> _What you will do_
Print exactly the line that contains "Output the underlying" along with every line beneath it to the end of the records below, and omit pictures.

* * * * * * * * *

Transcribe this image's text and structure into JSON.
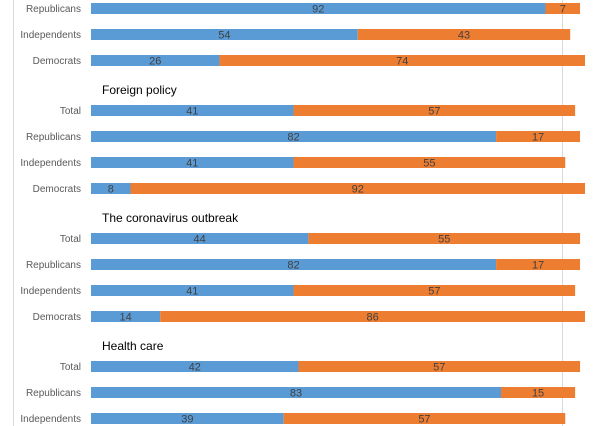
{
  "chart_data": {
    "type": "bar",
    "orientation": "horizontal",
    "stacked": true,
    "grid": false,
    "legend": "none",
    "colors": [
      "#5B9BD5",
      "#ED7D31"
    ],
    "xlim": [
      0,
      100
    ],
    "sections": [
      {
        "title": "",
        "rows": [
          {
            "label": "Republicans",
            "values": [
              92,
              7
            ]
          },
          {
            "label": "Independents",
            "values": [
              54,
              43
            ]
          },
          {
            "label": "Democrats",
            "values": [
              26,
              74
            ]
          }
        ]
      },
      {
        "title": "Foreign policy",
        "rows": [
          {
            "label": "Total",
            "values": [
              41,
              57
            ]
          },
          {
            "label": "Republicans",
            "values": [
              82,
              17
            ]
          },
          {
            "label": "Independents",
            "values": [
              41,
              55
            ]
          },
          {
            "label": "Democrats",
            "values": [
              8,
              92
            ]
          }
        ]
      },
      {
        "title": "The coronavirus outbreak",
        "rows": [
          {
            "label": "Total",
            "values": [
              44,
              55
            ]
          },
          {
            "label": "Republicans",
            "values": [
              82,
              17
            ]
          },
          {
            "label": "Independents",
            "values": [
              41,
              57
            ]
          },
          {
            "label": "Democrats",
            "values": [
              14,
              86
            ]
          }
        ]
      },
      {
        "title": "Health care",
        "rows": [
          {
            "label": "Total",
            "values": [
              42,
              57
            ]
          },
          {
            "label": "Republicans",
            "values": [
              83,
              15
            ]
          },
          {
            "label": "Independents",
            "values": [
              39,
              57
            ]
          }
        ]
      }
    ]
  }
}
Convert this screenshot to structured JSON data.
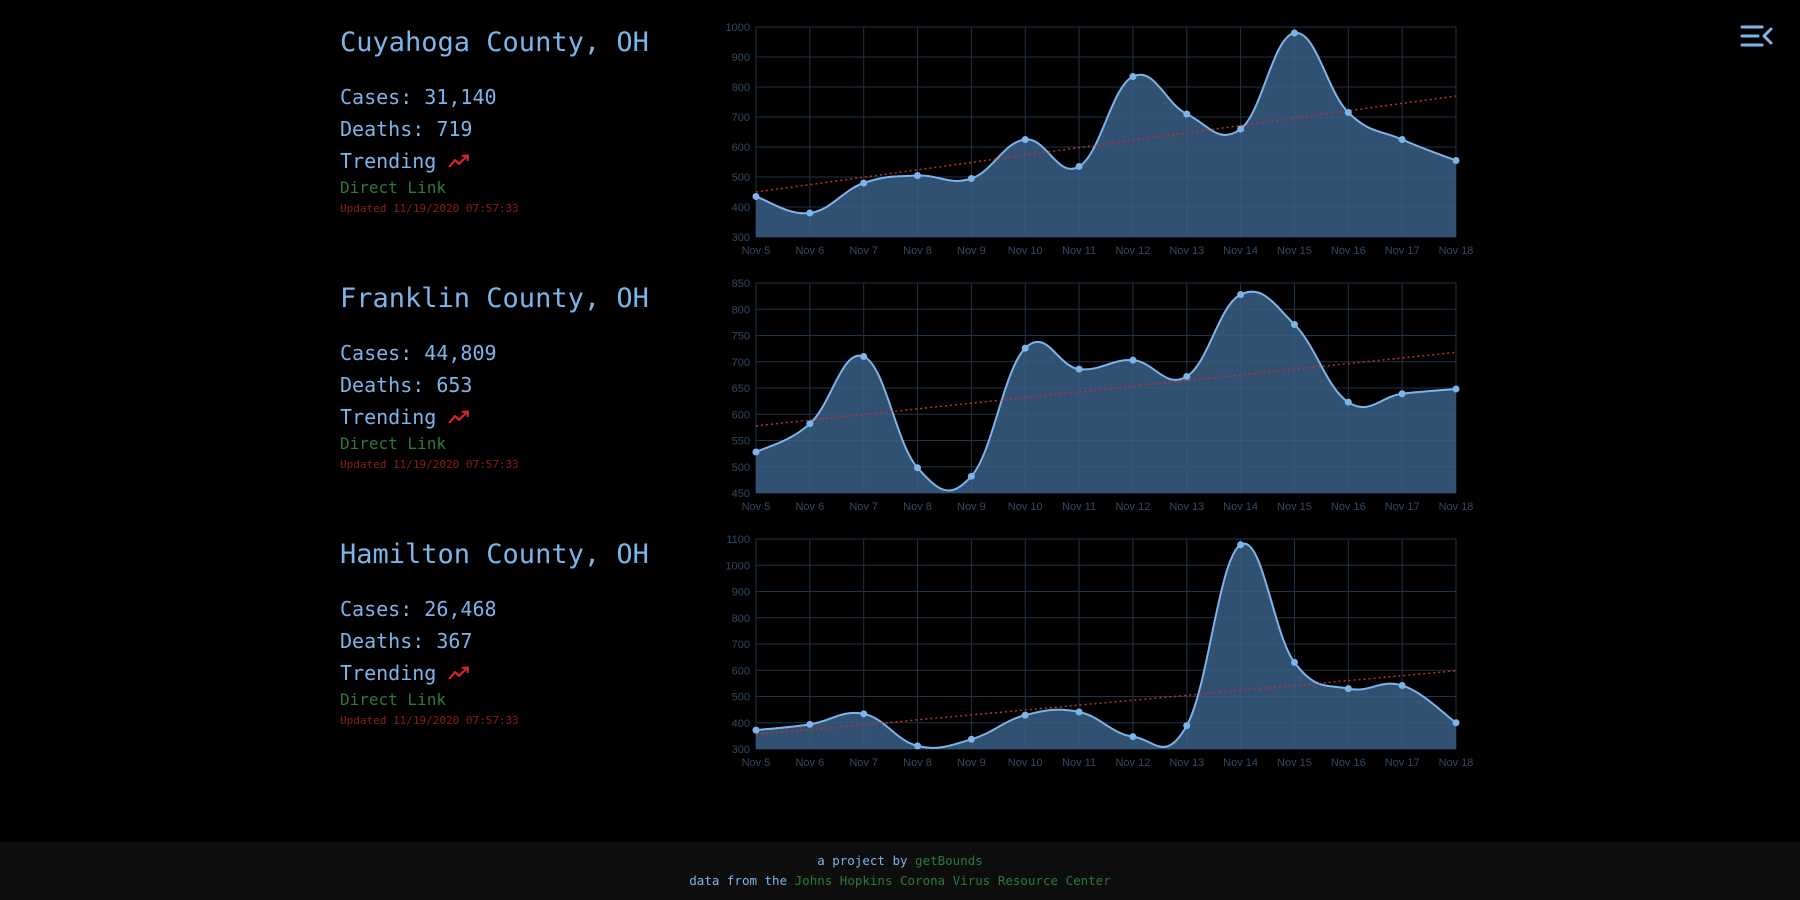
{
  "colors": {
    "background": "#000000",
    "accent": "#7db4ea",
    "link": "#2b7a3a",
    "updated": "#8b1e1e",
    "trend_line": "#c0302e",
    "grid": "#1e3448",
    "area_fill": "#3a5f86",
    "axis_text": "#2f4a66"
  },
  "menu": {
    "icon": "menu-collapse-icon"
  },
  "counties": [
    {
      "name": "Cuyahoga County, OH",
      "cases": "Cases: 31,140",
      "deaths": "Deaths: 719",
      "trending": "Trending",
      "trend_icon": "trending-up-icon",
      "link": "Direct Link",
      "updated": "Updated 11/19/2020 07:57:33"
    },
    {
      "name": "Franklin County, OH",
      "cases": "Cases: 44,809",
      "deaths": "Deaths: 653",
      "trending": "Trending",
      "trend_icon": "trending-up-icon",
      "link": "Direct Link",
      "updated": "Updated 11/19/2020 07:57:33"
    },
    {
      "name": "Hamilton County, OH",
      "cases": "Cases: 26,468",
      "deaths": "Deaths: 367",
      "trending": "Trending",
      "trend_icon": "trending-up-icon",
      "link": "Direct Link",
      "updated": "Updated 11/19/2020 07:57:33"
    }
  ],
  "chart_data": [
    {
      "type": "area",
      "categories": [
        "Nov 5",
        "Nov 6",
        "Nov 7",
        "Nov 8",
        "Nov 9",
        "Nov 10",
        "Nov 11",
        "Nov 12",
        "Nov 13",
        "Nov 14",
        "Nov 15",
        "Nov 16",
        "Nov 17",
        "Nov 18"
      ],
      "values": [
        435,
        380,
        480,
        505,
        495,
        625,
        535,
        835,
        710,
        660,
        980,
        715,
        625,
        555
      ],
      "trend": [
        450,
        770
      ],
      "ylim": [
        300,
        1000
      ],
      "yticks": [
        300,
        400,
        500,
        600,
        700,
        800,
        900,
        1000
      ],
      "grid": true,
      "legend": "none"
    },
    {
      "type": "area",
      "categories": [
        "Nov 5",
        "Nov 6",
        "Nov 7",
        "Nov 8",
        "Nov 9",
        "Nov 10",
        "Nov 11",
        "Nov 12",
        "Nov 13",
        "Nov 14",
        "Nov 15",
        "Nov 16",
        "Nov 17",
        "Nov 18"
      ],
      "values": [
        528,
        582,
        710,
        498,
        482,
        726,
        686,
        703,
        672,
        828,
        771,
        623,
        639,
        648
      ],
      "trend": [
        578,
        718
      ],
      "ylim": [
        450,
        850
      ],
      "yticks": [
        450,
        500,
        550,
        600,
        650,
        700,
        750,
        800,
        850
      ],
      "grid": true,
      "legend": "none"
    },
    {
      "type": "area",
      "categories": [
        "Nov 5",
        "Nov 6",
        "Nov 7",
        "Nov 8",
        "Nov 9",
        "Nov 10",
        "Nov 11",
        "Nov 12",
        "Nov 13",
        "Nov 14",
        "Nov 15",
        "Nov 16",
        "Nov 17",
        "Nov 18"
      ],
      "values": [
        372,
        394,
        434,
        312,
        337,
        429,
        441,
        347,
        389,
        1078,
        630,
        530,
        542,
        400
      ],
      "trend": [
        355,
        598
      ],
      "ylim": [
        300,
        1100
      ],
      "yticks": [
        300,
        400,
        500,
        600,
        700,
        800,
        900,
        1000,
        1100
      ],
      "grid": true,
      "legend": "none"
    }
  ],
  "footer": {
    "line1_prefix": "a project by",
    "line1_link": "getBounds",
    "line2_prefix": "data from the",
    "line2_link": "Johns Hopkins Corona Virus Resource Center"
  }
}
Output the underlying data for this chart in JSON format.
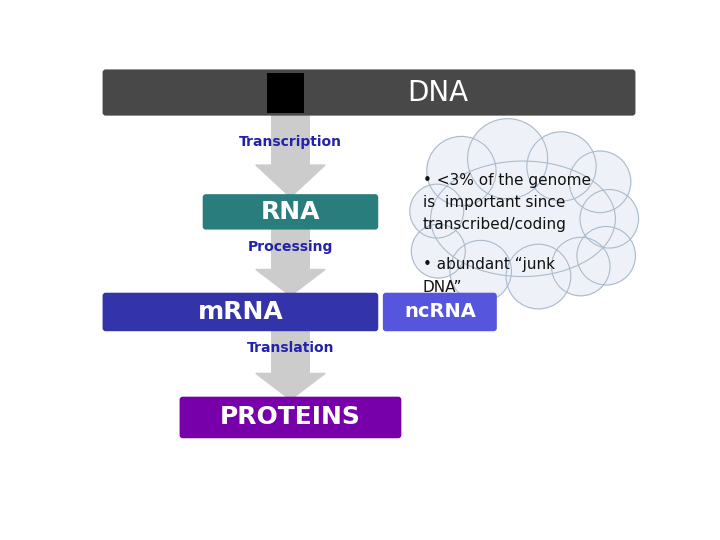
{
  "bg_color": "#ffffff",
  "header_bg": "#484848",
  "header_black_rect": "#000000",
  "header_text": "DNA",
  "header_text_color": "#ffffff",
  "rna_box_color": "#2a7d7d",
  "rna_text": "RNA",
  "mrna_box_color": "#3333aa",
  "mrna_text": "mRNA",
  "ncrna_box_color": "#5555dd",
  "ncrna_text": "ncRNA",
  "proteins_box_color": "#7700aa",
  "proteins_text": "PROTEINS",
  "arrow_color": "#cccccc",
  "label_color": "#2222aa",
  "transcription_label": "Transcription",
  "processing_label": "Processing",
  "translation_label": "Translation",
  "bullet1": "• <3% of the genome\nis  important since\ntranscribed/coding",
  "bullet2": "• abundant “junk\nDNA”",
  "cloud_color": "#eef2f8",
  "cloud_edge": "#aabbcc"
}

* * * * * * * * *

> _Your solution_
Output the underlying data for this chart in JSON format.
{
  "bg_color": "#ffffff",
  "header_bg": "#484848",
  "header_black_rect": "#000000",
  "header_text": "DNA",
  "header_text_color": "#ffffff",
  "rna_box_color": "#2a7d7d",
  "rna_text": "RNA",
  "mrna_box_color": "#3333aa",
  "mrna_text": "mRNA",
  "ncrna_box_color": "#5555dd",
  "ncrna_text": "ncRNA",
  "proteins_box_color": "#7700aa",
  "proteins_text": "PROTEINS",
  "arrow_color": "#cccccc",
  "label_color": "#2222aa",
  "transcription_label": "Transcription",
  "processing_label": "Processing",
  "translation_label": "Translation",
  "bullet1": "• <3% of the genome\nis  important since\ntranscribed/coding",
  "bullet2": "• abundant “junk\nDNA”",
  "cloud_color": "#eef2f8",
  "cloud_edge": "#aabbcc"
}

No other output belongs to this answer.